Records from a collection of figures
(begin)
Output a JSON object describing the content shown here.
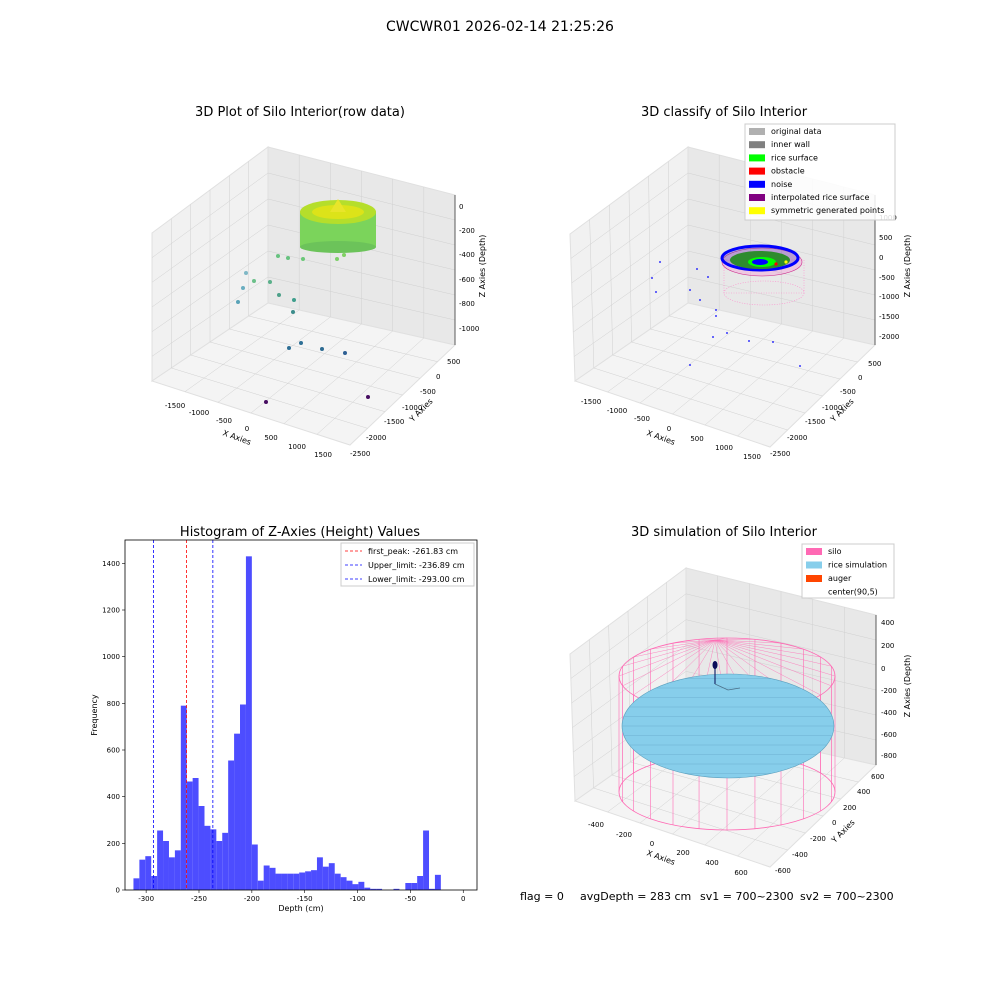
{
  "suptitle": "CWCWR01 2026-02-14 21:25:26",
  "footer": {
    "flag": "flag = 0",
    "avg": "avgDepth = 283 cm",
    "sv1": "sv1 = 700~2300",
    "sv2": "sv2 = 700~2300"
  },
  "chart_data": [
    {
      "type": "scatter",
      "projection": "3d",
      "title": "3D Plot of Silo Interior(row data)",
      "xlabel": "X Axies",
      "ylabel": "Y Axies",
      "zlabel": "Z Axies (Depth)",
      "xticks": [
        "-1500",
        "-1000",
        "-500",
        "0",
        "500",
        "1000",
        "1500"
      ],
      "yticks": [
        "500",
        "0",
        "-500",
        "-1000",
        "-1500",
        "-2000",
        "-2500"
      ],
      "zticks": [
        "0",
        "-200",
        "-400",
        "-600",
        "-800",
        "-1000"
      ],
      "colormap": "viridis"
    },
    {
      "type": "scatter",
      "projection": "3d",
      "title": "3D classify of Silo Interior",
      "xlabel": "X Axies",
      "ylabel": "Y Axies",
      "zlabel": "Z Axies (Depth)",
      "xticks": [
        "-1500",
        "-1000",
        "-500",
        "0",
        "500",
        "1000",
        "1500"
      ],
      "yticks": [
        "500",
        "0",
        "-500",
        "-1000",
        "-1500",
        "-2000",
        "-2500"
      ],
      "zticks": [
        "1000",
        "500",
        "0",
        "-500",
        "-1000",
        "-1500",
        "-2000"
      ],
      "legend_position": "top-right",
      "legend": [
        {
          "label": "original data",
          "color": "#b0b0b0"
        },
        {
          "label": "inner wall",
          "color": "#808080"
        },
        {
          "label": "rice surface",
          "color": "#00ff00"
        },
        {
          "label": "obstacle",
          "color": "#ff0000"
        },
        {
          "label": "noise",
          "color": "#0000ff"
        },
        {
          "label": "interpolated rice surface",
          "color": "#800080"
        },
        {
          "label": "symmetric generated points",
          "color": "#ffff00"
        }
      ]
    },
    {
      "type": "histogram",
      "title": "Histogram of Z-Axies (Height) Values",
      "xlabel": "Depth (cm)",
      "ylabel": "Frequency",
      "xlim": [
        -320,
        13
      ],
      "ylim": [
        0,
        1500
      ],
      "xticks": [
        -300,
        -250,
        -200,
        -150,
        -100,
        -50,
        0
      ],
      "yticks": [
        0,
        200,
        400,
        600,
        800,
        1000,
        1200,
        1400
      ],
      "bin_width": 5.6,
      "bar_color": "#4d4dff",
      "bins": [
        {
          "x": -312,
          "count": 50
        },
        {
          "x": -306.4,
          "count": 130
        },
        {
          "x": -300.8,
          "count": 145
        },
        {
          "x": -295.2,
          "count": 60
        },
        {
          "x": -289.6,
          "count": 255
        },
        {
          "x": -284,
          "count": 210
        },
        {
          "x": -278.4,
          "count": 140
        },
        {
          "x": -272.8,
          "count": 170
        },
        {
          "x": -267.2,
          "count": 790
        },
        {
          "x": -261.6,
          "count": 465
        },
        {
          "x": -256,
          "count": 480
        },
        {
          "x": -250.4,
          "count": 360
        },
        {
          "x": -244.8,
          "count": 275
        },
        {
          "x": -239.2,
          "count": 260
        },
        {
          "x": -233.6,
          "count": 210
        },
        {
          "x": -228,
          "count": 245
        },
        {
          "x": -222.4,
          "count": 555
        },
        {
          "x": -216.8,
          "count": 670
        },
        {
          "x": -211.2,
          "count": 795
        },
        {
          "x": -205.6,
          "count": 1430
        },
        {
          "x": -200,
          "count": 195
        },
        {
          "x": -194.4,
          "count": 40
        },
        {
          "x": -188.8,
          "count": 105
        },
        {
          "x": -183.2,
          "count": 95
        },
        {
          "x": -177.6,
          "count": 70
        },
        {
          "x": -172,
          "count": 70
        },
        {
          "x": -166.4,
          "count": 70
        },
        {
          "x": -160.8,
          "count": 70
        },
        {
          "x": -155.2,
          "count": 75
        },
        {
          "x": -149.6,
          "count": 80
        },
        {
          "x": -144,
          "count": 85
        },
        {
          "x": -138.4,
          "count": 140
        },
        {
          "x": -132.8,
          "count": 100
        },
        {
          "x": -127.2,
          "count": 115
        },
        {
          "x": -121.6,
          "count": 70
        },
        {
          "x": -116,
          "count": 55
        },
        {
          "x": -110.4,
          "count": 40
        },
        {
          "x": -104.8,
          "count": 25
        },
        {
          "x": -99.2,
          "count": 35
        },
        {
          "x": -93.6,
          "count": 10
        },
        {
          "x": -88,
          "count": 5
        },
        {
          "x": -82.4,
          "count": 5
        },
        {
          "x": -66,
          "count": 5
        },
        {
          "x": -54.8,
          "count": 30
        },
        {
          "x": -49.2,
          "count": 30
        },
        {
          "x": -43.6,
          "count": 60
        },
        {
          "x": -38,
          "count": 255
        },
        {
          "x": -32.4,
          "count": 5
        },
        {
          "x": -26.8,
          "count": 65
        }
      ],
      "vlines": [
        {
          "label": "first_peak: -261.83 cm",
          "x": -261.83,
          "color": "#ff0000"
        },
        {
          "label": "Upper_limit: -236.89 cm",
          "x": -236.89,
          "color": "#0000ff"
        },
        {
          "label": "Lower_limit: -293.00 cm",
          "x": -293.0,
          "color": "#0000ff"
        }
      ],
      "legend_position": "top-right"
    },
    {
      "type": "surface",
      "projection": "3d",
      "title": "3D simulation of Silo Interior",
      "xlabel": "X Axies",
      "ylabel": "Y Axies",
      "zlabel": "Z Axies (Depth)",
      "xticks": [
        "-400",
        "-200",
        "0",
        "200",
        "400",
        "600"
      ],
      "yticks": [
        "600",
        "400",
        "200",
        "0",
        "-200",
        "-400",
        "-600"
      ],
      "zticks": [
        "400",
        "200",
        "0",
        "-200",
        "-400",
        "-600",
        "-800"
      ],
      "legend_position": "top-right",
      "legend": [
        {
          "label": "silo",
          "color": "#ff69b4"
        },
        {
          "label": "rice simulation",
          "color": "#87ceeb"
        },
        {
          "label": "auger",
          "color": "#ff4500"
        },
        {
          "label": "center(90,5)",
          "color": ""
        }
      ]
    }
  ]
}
(end)
(begin)
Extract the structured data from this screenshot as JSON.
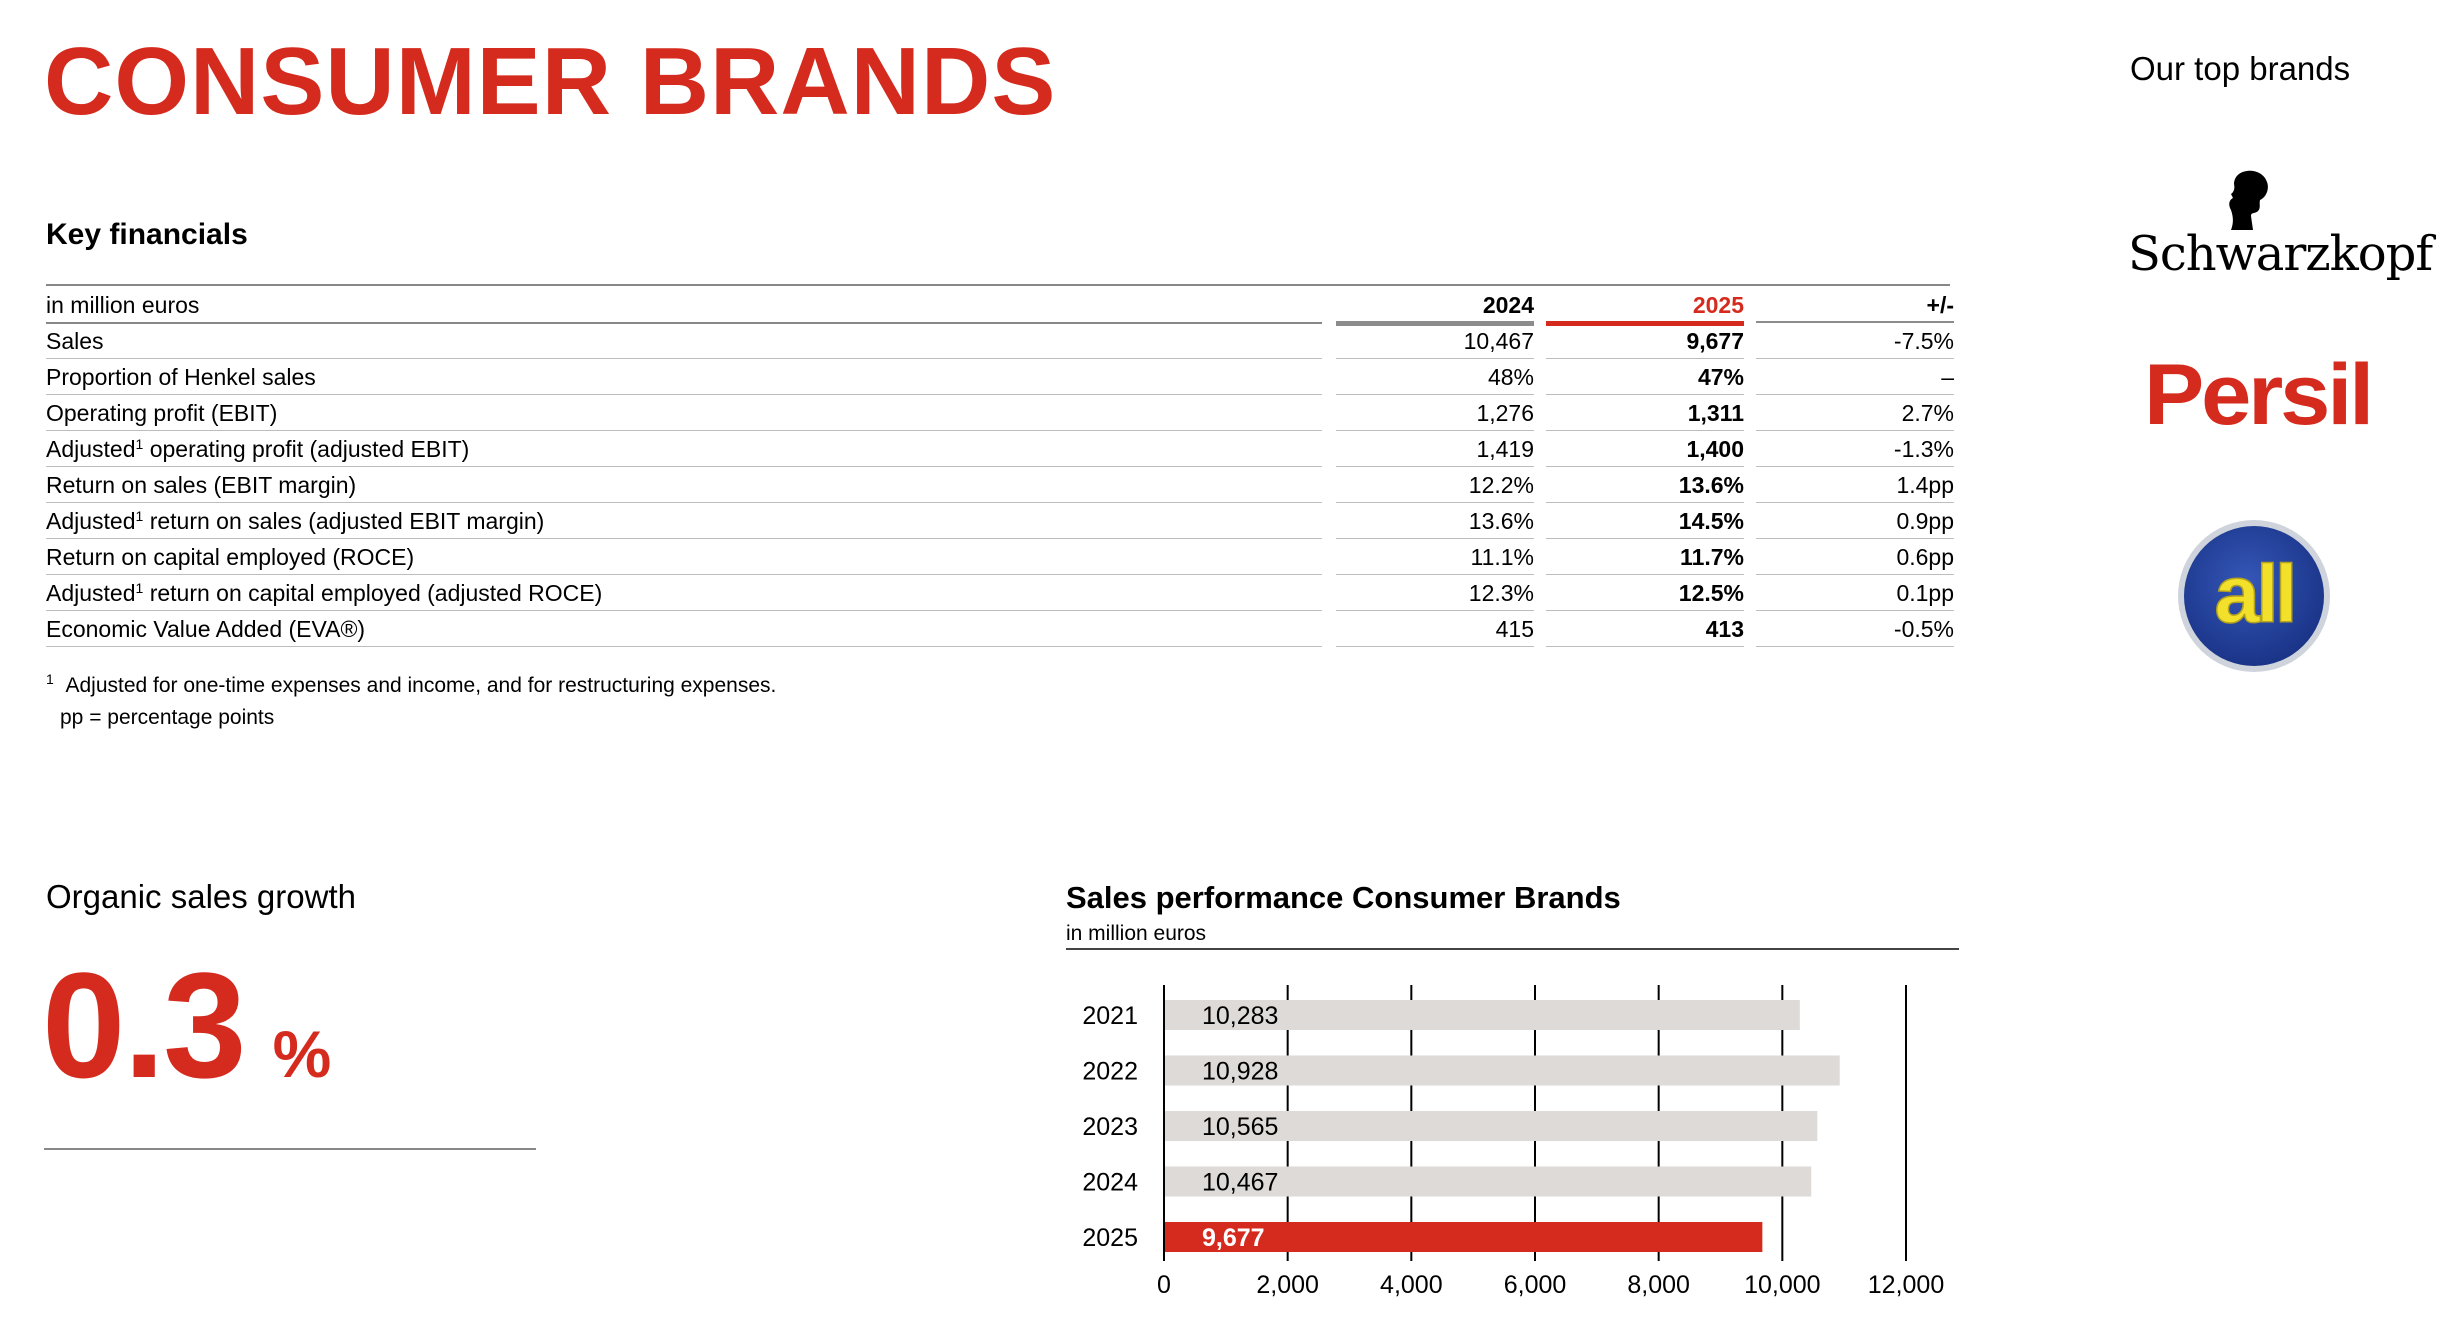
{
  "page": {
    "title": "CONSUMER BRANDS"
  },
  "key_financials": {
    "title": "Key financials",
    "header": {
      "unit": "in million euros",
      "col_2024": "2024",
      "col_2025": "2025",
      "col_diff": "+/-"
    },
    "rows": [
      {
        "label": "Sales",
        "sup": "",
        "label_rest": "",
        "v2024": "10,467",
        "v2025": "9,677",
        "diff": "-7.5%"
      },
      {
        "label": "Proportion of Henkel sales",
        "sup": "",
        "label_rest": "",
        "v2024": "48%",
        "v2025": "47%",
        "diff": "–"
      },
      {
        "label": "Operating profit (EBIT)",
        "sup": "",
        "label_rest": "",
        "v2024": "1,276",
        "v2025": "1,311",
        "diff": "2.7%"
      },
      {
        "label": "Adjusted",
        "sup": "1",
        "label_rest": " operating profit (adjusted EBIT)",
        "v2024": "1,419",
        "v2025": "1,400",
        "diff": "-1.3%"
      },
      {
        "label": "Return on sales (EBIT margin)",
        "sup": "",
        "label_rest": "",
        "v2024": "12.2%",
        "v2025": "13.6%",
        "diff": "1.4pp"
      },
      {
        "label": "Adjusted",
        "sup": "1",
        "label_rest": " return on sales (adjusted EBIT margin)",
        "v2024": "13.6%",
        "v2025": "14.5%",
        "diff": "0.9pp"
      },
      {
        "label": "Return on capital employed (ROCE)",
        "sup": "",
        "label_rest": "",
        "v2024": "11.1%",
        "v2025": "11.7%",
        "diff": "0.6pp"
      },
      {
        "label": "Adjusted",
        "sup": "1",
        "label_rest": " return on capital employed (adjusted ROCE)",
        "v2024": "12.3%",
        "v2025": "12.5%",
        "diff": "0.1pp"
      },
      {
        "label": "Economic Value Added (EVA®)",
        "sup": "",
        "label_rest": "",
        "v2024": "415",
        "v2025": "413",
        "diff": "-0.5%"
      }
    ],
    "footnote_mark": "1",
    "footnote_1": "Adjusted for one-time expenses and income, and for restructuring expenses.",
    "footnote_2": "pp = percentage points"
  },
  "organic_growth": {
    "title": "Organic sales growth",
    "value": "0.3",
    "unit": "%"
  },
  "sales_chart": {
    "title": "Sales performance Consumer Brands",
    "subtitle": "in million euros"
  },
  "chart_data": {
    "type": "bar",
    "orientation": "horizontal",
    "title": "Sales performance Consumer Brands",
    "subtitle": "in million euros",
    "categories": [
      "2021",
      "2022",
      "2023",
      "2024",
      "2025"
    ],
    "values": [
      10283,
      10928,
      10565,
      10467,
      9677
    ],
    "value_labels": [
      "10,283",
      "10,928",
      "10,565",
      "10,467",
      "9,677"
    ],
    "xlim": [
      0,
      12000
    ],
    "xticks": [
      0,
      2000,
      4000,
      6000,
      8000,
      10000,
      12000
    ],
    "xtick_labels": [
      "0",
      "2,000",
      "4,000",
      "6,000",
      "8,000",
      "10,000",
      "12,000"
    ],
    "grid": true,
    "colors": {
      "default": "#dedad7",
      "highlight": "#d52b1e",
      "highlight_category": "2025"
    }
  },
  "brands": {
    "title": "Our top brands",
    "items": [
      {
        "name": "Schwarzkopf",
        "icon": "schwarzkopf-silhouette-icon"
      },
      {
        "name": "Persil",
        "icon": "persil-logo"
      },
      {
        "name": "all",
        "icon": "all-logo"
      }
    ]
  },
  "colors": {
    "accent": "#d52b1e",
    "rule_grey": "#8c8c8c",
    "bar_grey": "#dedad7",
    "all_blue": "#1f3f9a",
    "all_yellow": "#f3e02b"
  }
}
(end)
▶ **The task**
Check the data for the word "surface" and pull out the lines that have it.

▶ **Reply to the task**
          "label": "rice surface",
          "label": "interpolated rice surface",
      "type": "surface",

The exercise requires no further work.